PROBLEM TO WORK ON
Retype all of the data. Every line must match exactly.

TASK INPUT

────────────────────

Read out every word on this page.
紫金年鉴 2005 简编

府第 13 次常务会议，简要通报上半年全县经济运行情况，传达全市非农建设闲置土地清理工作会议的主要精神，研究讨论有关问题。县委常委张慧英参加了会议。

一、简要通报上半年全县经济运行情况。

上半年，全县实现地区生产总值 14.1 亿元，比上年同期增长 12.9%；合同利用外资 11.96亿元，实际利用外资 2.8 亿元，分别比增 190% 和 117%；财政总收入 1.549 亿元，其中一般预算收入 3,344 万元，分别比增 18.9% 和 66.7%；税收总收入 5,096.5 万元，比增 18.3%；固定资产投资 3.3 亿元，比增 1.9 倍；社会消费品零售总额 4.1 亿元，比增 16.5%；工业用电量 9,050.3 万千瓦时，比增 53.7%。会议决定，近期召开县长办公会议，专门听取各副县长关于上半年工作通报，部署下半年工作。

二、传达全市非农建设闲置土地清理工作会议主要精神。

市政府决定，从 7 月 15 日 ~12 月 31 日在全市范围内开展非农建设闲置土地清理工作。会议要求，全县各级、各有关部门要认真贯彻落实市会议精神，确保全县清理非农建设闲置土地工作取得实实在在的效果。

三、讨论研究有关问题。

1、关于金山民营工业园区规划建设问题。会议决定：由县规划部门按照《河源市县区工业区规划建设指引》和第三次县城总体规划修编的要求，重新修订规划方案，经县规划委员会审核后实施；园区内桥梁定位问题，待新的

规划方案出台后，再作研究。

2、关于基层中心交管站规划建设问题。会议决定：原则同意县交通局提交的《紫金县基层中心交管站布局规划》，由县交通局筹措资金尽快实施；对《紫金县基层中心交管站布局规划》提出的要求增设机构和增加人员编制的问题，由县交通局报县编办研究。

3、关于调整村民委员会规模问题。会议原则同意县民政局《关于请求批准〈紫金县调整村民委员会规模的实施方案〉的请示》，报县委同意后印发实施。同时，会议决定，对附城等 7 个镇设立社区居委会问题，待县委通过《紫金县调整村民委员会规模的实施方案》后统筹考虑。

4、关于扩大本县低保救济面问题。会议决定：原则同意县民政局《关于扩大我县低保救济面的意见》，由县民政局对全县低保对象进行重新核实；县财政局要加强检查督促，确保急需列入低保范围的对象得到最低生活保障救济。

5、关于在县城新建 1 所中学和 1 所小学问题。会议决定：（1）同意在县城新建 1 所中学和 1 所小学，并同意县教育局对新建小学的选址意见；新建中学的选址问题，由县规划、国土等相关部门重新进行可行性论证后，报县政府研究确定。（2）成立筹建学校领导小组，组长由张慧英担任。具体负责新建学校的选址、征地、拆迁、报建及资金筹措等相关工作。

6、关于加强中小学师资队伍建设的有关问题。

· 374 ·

────────────────────

EXERCISE SOLUTION
Read out every word on this page.
紫金年鉴 2005 简编

府第 13 次常务会议，简要通报上半年全县经济运行情况，传达全市非农建设闲置土地清理工作会议的主要精神，研究讨论有关问题。县委常委张慧英参加了会议。

一、简要通报上半年全县经济运行情况。

上半年，全县实现地区生产总值 14.1 亿元，比上年同期增长 12.9%；合同利用外资 11.96亿元，实际利用外资 2.8 亿元，分别比增 190% 和 117%；财政总收入 1.549 亿元，其中一般预算收入 3,344 万元，分别比增 18.9% 和 66.7%；税收总收入 5,096.5 万元，比增 18.3%；固定资产投资 3.3 亿元，比增 1.9 倍；社会消费品零售总额 4.1 亿元，比增 16.5%；工业用电量 9,050.3 万千瓦时，比增 53.7%。会议决定，近期召开县长办公会议，专门听取各副县长关于上半年工作通报，部署下半年工作。

二、传达全市非农建设闲置土地清理工作会议主要精神。

市政府决定，从 7 月 15 日 ~12 月 31 日在全市范围内开展非农建设闲置土地清理工作。会议要求，全县各级、各有关部门要认真贯彻落实市会议精神，确保全县清理非农建设闲置土地工作取得实实在在的效果。

三、讨论研究有关问题。

1、关于金山民营工业园区规划建设问题。会议决定：由县规划部门按照《河源市县区工业区规划建设指引》和第三次县城总体规划修编的要求，重新修订规划方案，经县规划委员会审核后实施；园区内桥梁定位问题，待新的

规划方案出台后，再作研究。

2、关于基层中心交管站规划建设问题。会议决定：原则同意县交通局提交的《紫金县基层中心交管站布局规划》，由县交通局筹措资金尽快实施；对《紫金县基层中心交管站布局规划》提出的要求增设机构和增加人员编制的问题，由县交通局报县编办研究。

3、关于调整村民委员会规模问题。会议原则同意县民政局《关于请求批准〈紫金县调整村民委员会规模的实施方案〉的请示》，报县委同意后印发实施。同时，会议决定，对附城等 7 个镇设立社区居委会问题，待县委通过《紫金县调整村民委员会规模的实施方案》后统筹考虑。

4、关于扩大本县低保救济面问题。会议决定：原则同意县民政局《关于扩大我县低保救济面的意见》，由县民政局对全县低保对象进行重新核实；县财政局要加强检查督促，确保急需列入低保范围的对象得到最低生活保障救济。

5、关于在县城新建 1 所中学和 1 所小学问题。会议决定：（1）同意在县城新建 1 所中学和 1 所小学，并同意县教育局对新建小学的选址意见；新建中学的选址问题，由县规划、国土等相关部门重新进行可行性论证后，报县政府研究确定。（2）成立筹建学校领导小组，组长由张慧英担任。具体负责新建学校的选址、征地、拆迁、报建及资金筹措等相关工作。

6、关于加强中小学师资队伍建设的有关问题。

· 374 ·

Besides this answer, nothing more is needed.